DATA LINES:
'''
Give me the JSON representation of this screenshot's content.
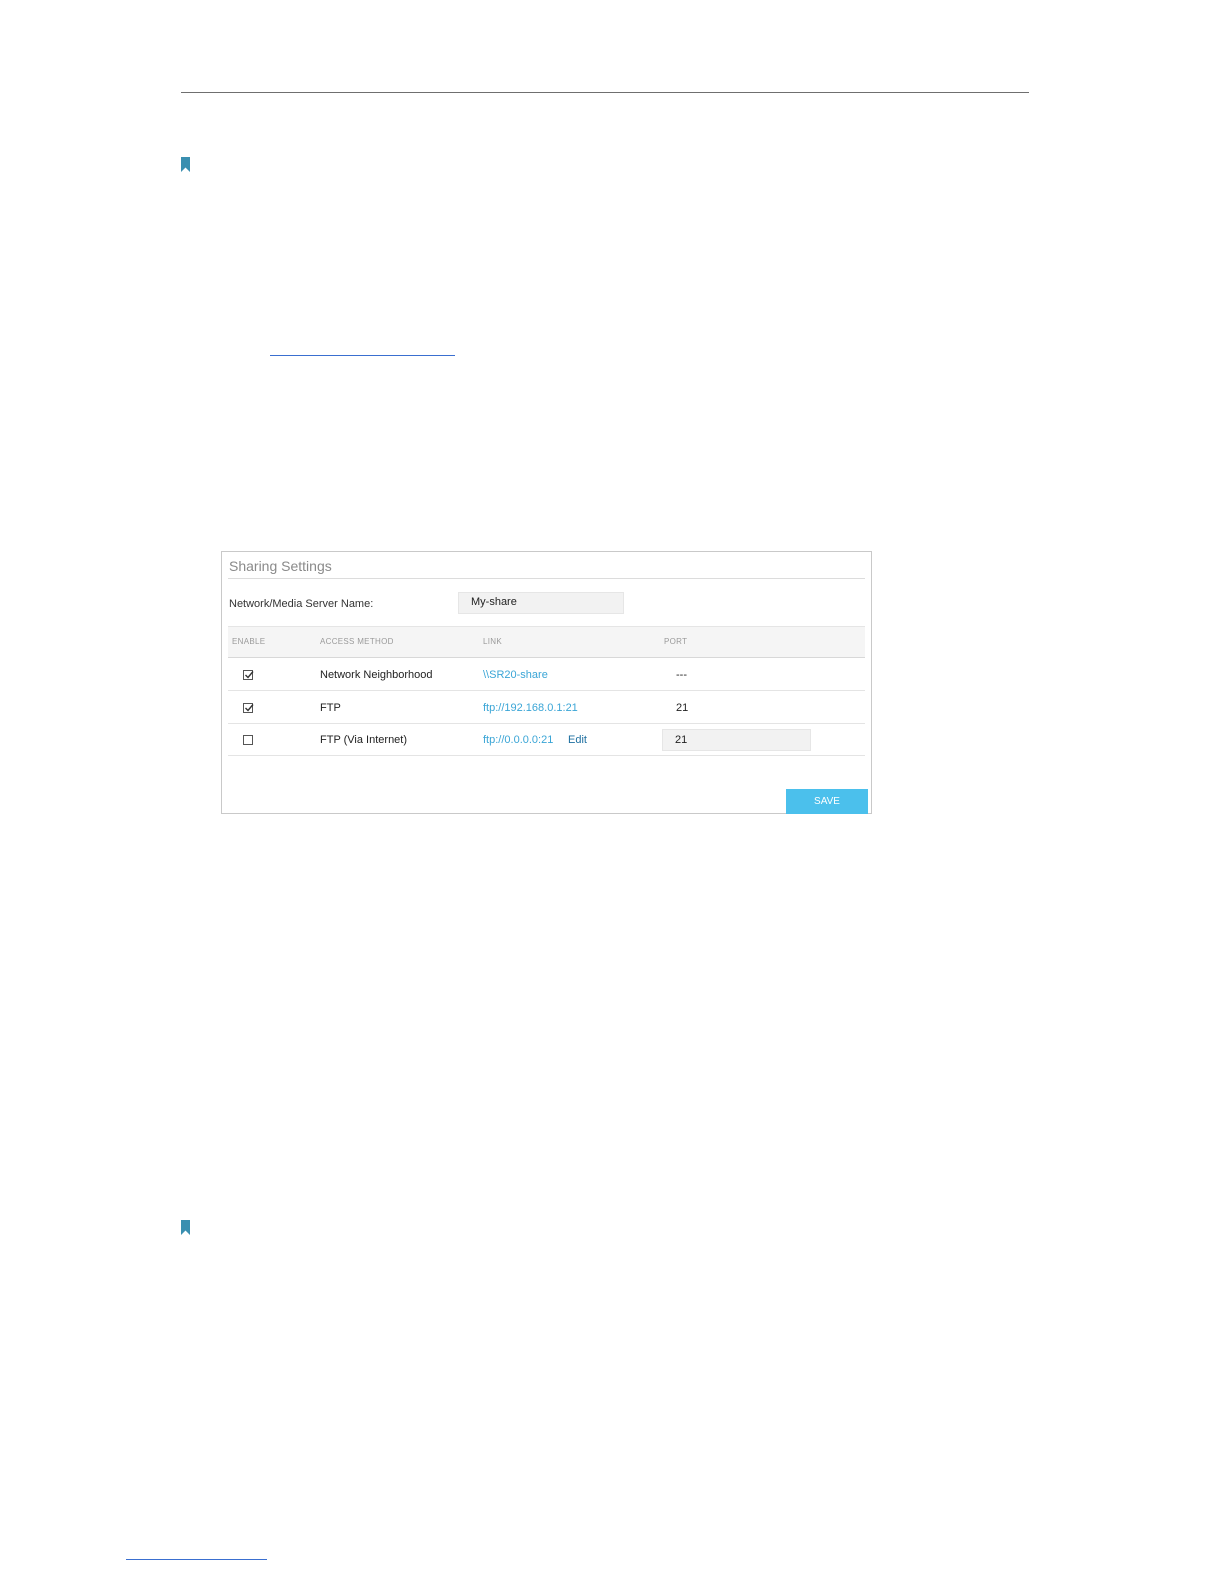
{
  "panel": {
    "title": "Sharing Settings",
    "server_name_label": "Network/Media Server Name:",
    "server_name_value": "My-share",
    "columns": [
      "ENABLE",
      "ACCESS METHOD",
      "LINK",
      "PORT"
    ],
    "rows": [
      {
        "enabled": true,
        "method": "Network Neighborhood",
        "link": "\\\\SR20-share",
        "edit": "",
        "port": "---",
        "port_editable": false
      },
      {
        "enabled": true,
        "method": "FTP",
        "link": "ftp://192.168.0.1:21",
        "edit": "",
        "port": "21",
        "port_editable": false
      },
      {
        "enabled": false,
        "method": "FTP (Via Internet)",
        "link": "ftp://0.0.0.0:21",
        "edit": "Edit",
        "port": "21",
        "port_editable": true
      }
    ],
    "save_label": "SAVE"
  },
  "colors": {
    "accent": "#4bc0ec",
    "link": "#3aa5d6",
    "bookmark": "#3a8fb0"
  },
  "icons": [
    "bookmark-icon",
    "checkbox-checked-icon",
    "checkbox-empty-icon"
  ]
}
'''
TASK GOAL: Output the full set of records above without changing a word, and drop the images.

COMPLETED TASK:
Give me the JSON representation of this screenshot's content.
{
  "panel": {
    "title": "Sharing Settings",
    "server_name_label": "Network/Media Server Name:",
    "server_name_value": "My-share",
    "columns": [
      "ENABLE",
      "ACCESS METHOD",
      "LINK",
      "PORT"
    ],
    "rows": [
      {
        "enabled": true,
        "method": "Network Neighborhood",
        "link": "\\\\SR20-share",
        "edit": "",
        "port": "---",
        "port_editable": false
      },
      {
        "enabled": true,
        "method": "FTP",
        "link": "ftp://192.168.0.1:21",
        "edit": "",
        "port": "21",
        "port_editable": false
      },
      {
        "enabled": false,
        "method": "FTP (Via Internet)",
        "link": "ftp://0.0.0.0:21",
        "edit": "Edit",
        "port": "21",
        "port_editable": true
      }
    ],
    "save_label": "SAVE"
  },
  "colors": {
    "accent": "#4bc0ec",
    "link": "#3aa5d6",
    "bookmark": "#3a8fb0"
  },
  "icons": [
    "bookmark-icon",
    "checkbox-checked-icon",
    "checkbox-empty-icon"
  ]
}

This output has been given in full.